_RECORD EXCERPTS_
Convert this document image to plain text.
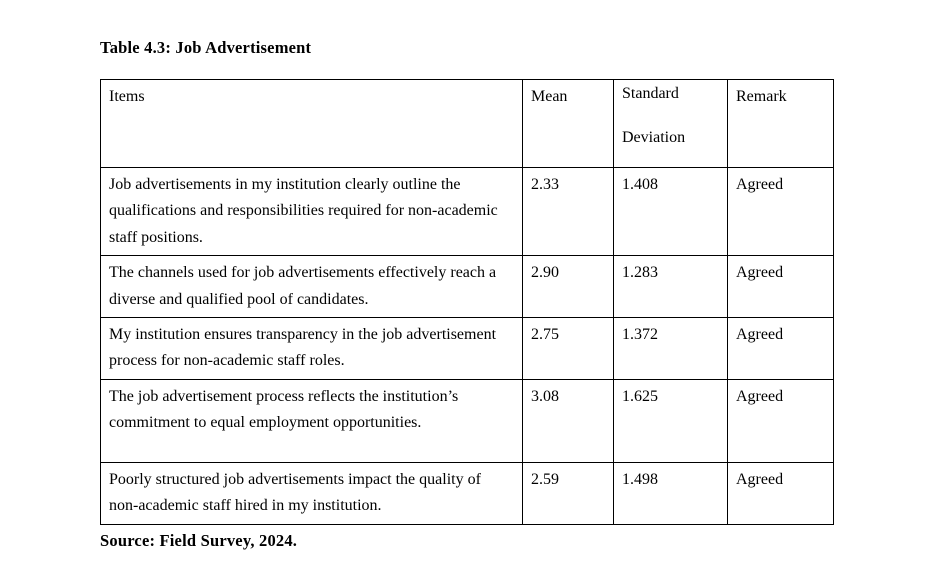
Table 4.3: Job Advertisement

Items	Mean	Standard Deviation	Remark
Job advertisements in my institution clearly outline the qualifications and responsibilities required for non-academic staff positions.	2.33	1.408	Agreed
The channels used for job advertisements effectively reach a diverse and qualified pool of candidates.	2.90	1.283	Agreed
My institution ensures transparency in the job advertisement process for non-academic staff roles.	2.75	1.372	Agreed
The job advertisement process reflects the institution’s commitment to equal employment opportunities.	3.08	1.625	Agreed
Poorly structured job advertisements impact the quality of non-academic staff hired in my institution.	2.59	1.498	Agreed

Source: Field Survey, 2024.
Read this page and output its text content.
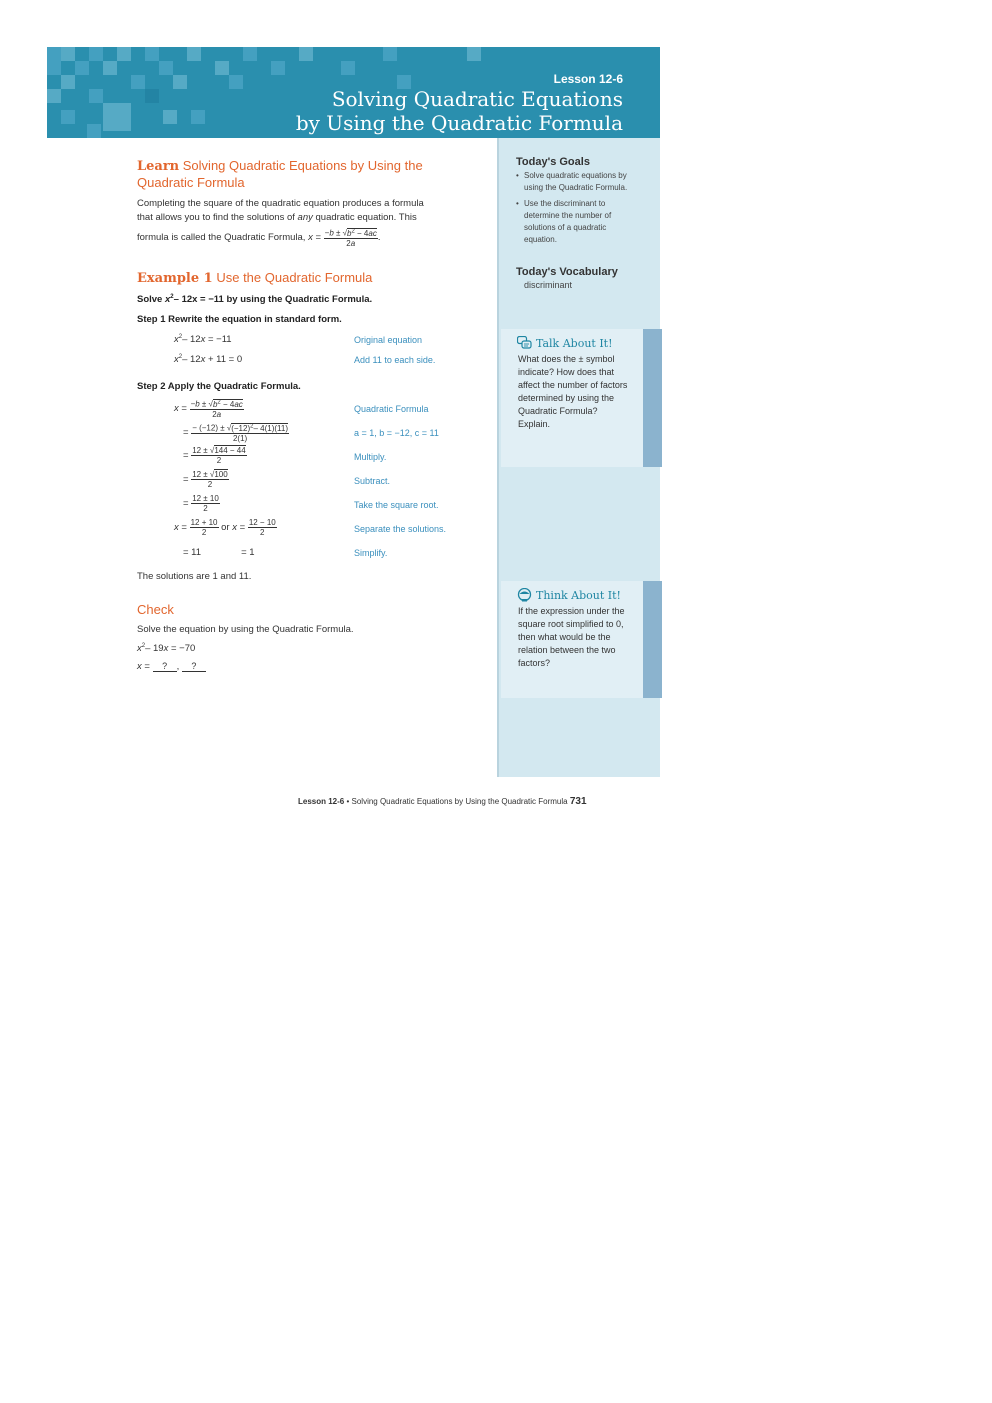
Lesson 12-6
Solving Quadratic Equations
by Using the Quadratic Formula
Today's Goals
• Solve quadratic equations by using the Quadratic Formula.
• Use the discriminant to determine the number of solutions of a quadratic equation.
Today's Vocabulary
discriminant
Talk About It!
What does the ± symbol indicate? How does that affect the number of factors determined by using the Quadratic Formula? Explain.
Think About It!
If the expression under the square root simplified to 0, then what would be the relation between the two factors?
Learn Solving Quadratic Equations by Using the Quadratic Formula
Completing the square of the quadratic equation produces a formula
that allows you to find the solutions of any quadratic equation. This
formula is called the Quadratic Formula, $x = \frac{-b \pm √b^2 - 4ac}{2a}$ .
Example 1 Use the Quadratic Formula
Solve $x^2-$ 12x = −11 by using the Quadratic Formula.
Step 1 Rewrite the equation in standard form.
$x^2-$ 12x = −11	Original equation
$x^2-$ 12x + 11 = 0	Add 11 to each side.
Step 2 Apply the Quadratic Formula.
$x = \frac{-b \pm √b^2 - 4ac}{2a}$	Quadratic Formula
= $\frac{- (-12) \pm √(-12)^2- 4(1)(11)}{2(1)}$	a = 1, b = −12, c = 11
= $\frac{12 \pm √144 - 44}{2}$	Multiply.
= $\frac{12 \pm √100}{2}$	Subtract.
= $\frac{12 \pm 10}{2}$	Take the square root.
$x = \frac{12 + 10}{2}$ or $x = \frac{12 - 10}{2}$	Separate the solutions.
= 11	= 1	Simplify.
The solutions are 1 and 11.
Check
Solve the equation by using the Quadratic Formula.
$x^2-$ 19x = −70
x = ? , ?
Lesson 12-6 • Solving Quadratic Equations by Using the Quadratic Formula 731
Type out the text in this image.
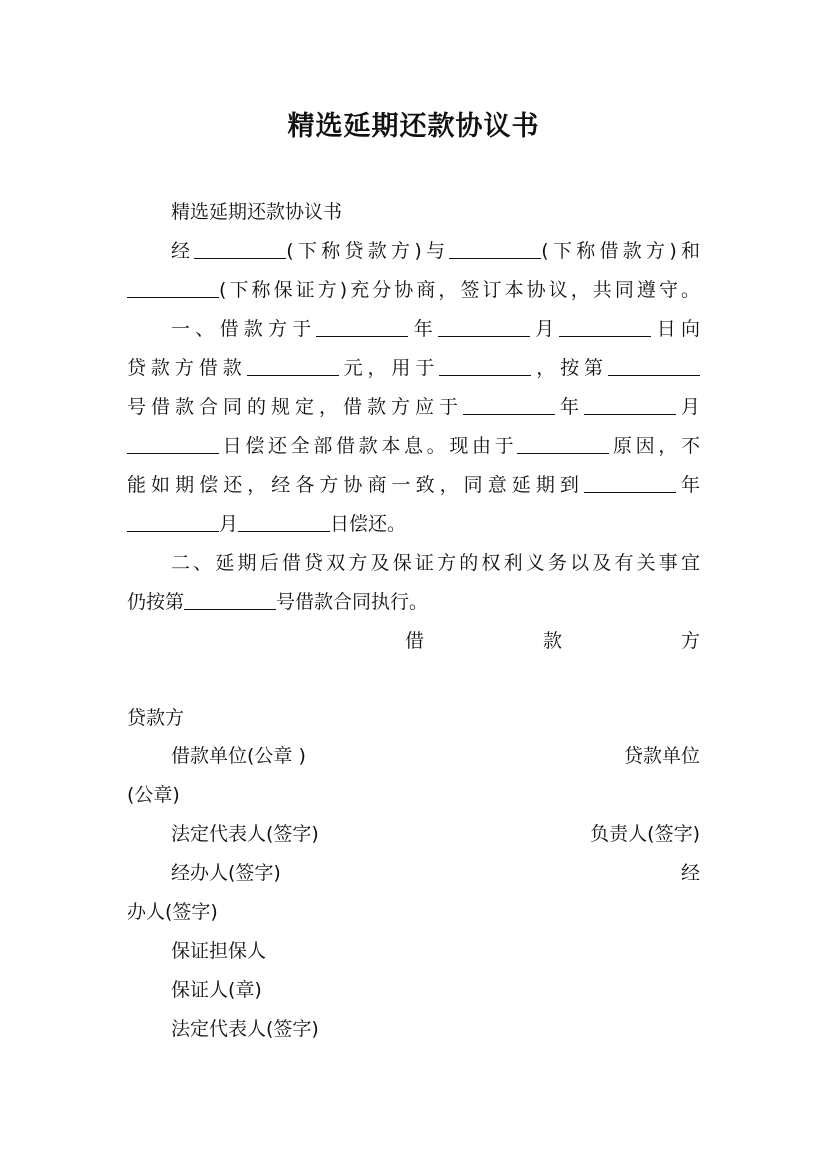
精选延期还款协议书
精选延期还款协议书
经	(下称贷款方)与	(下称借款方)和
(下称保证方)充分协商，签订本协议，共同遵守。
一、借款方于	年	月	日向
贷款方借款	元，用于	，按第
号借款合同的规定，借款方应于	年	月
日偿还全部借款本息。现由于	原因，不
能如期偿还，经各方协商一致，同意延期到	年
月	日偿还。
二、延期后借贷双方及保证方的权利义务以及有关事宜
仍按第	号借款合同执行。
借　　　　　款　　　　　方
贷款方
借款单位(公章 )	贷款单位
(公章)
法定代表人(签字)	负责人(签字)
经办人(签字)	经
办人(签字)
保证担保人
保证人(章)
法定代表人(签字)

_GIVEN PROBLEM_
Write out the entries again, exactly as given, skipping any images.

_RESPONSE_
Convert this document image to plain text.
Table 4.3: Job Advertisement

Items	Mean	Standard Deviation	Remark
Job advertisements in my institution clearly outline the qualifications and responsibilities required for non-academic staff positions.	2.33	1.408	Agreed
The channels used for job advertisements effectively reach a diverse and qualified pool of candidates.	2.90	1.283	Agreed
My institution ensures transparency in the job advertisement process for non-academic staff roles.	2.75	1.372	Agreed
The job advertisement process reflects the institution’s commitment to equal employment opportunities.	3.08	1.625	Agreed
Poorly structured job advertisements impact the quality of non-academic staff hired in my institution.	2.59	1.498	Agreed

Source: Field Survey, 2024.
Read this page and output its text content.
Lesson 12-6
Solving Quadratic Equations
by Using the Quadratic Formula
Today's Goals
• Solve quadratic equations by using the Quadratic Formula.
• Use the discriminant to determine the number of solutions of a quadratic equation.
Today's Vocabulary
discriminant
Talk About It!
What does the ± symbol indicate? How does that affect the number of factors determined by using the Quadratic Formula? Explain.
Think About It!
If the expression under the square root simplified to 0, then what would be the relation between the two factors?
Learn Solving Quadratic Equations by Using the Quadratic Formula
Completing the square of the quadratic equation produces a formula
that allows you to find the solutions of any quadratic equation. This
formula is called the Quadratic Formula, $x = \frac{-b \pm √b^2 - 4ac}{2a}$ .
Example 1 Use the Quadratic Formula
Solve $x^2-$ 12x = −11 by using the Quadratic Formula.
Step 1 Rewrite the equation in standard form.
$x^2-$ 12x = −11	Original equation
$x^2-$ 12x + 11 = 0	Add 11 to each side.
Step 2 Apply the Quadratic Formula.
$x = \frac{-b \pm √b^2 - 4ac}{2a}$	Quadratic Formula
= $\frac{- (-12) \pm √(-12)^2- 4(1)(11)}{2(1)}$	a = 1, b = −12, c = 11
= $\frac{12 \pm √144 - 44}{2}$	Multiply.
= $\frac{12 \pm √100}{2}$	Subtract.
= $\frac{12 \pm 10}{2}$	Take the square root.
$x = \frac{12 + 10}{2}$ or $x = \frac{12 - 10}{2}$	Separate the solutions.
= 11	= 1	Simplify.
The solutions are 1 and 11.
Check
Solve the equation by using the Quadratic Formula.
$x^2-$ 19x = −70
x = ? , ?
Lesson 12-6 • Solving Quadratic Equations by Using the Quadratic Formula 731
Type out the text in this image.
精选延期还款协议书
精选延期还款协议书
经	(下称贷款方)与	(下称借款方)和
(下称保证方)充分协商，签订本协议，共同遵守。
一、借款方于	年	月	日向
贷款方借款	元，用于	，按第
号借款合同的规定，借款方应于	年	月
日偿还全部借款本息。现由于	原因，不
能如期偿还，经各方协商一致，同意延期到	年
月	日偿还。
二、延期后借贷双方及保证方的权利义务以及有关事宜
仍按第	号借款合同执行。
借　　　　　款　　　　　方
贷款方
借款单位(公章 )	贷款单位
(公章)
法定代表人(签字)	负责人(签字)
经办人(签字)	经
办人(签字)
保证担保人
保证人(章)
法定代表人(签字)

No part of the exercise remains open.